-- Task details --
What is needed is an exact repeat of the lines from the line containing "Transcribe this image's" through the final line of the entries below, and nothing else.

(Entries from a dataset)
....

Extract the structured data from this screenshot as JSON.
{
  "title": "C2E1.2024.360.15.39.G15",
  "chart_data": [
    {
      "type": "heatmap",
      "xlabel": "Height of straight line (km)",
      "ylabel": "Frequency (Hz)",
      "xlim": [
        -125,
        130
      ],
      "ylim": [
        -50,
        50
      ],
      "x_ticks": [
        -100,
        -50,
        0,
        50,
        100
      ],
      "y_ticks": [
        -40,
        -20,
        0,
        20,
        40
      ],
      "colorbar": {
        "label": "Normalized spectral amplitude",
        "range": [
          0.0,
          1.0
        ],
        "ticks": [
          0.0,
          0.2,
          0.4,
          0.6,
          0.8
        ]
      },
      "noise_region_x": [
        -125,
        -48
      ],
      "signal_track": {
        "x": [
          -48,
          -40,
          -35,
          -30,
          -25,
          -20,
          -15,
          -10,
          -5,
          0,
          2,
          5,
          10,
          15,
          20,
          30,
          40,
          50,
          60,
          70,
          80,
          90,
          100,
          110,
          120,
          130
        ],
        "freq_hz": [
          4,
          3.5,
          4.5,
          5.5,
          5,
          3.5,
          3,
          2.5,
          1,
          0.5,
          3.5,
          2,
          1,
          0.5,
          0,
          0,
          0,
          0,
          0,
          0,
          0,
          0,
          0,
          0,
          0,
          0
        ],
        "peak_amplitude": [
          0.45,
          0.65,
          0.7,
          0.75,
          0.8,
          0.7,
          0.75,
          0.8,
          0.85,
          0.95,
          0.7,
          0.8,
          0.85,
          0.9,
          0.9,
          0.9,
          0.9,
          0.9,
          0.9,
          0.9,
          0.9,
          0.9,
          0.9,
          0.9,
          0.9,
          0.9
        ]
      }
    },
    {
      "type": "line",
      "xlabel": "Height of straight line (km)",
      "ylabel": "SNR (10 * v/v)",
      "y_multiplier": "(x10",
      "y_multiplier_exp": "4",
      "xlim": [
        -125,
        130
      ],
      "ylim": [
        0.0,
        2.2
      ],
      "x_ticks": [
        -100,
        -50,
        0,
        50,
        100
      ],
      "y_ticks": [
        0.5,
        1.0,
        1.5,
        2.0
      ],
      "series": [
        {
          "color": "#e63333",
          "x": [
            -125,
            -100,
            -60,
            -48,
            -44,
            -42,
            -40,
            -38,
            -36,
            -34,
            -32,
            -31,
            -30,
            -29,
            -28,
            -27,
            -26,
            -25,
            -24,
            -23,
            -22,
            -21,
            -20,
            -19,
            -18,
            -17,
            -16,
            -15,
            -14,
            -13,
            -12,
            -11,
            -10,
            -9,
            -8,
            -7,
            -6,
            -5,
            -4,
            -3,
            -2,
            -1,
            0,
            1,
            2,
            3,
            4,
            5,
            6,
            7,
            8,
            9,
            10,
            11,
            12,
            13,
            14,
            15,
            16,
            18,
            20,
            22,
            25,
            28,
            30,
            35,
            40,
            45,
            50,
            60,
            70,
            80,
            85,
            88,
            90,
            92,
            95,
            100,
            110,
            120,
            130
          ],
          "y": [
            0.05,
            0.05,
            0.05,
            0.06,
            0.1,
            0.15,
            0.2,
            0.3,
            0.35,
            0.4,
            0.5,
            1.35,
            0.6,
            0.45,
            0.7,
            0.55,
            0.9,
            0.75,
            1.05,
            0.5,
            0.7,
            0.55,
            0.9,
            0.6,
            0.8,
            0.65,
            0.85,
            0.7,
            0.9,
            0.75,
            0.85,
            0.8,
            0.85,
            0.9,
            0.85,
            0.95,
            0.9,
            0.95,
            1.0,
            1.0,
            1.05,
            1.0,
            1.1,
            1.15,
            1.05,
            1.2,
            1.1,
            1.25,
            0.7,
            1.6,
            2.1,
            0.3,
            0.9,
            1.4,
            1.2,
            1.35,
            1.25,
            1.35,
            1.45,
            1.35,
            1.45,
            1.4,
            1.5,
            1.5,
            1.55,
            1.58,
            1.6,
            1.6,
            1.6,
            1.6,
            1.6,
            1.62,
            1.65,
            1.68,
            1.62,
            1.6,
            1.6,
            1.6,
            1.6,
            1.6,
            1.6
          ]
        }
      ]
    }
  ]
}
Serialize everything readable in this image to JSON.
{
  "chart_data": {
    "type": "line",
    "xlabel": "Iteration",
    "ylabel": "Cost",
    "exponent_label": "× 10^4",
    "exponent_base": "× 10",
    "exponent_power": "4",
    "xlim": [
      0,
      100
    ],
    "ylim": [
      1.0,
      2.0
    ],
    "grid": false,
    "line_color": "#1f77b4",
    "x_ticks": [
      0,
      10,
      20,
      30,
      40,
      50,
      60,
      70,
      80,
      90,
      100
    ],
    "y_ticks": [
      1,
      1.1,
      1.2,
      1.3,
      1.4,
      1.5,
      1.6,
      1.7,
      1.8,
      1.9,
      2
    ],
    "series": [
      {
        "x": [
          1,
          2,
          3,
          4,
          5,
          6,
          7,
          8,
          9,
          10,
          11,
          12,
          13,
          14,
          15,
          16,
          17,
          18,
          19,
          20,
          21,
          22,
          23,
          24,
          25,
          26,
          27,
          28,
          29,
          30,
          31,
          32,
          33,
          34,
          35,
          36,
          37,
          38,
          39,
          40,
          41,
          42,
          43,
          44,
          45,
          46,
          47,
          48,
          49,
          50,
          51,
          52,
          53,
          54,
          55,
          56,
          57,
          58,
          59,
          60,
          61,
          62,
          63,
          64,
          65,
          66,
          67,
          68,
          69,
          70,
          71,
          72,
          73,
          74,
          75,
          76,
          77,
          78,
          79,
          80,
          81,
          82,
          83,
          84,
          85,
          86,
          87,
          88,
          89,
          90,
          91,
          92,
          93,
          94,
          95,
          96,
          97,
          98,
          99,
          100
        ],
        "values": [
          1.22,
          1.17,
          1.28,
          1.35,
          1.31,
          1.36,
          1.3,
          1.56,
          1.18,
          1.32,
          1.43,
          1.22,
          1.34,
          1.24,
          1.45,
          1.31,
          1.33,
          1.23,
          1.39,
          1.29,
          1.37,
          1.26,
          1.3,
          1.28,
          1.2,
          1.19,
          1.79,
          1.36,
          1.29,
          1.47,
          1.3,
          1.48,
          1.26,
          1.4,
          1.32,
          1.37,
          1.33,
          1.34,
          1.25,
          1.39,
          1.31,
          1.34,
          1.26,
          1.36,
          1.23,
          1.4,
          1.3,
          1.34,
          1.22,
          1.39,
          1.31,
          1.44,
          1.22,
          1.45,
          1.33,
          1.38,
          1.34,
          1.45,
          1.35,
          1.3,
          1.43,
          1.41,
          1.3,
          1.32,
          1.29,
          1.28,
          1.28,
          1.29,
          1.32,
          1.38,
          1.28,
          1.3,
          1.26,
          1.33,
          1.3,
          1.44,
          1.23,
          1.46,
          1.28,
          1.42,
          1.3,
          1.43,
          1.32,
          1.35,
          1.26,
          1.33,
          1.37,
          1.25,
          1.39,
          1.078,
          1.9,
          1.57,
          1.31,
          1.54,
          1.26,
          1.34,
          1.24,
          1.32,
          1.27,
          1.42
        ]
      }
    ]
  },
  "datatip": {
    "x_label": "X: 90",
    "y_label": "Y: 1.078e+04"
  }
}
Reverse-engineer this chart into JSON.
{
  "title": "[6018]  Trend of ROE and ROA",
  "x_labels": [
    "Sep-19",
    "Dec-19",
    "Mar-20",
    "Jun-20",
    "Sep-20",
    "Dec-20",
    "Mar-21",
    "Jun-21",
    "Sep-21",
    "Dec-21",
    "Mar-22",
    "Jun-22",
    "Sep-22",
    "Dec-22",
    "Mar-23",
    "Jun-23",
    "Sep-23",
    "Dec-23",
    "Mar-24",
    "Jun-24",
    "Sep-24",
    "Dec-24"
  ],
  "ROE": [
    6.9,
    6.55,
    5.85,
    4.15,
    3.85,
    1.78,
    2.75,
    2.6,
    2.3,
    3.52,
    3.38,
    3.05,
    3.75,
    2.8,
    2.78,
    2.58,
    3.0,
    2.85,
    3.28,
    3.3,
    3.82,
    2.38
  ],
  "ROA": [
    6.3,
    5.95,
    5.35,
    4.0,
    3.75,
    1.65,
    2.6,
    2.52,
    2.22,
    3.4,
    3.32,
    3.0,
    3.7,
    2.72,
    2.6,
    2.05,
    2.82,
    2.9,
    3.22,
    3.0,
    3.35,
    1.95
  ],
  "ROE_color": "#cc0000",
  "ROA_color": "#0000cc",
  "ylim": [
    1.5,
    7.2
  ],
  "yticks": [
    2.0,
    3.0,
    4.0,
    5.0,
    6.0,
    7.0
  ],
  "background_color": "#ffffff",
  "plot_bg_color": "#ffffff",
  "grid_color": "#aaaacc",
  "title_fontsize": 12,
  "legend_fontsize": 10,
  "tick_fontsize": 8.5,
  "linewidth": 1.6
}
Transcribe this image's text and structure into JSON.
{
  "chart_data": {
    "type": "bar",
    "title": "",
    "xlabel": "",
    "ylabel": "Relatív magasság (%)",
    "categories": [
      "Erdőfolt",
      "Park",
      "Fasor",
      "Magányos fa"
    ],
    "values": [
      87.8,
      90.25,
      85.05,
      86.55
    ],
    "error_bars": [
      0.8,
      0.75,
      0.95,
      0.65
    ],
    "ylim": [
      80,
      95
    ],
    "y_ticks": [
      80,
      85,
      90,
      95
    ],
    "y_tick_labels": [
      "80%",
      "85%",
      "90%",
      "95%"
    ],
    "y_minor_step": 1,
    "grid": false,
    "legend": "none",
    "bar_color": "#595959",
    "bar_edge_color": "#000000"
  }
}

....

-- Task solution --
Transcribe this image's text and structure into JSON.
{
  "chart_data": {
    "type": "bar",
    "title": "",
    "xlabel": "",
    "ylabel": "Relatív magasság (%)",
    "categories": [
      "Erdőfolt",
      "Park",
      "Fasor",
      "Magányos fa"
    ],
    "values": [
      87.8,
      90.25,
      85.05,
      86.55
    ],
    "error_bars": [
      0.8,
      0.75,
      0.95,
      0.65
    ],
    "ylim": [
      80,
      95
    ],
    "y_ticks": [
      80,
      85,
      90,
      95
    ],
    "y_tick_labels": [
      "80%",
      "85%",
      "90%",
      "95%"
    ],
    "y_minor_step": 1,
    "grid": false,
    "legend": "none",
    "bar_color": "#595959",
    "bar_edge_color": "#000000"
  }
}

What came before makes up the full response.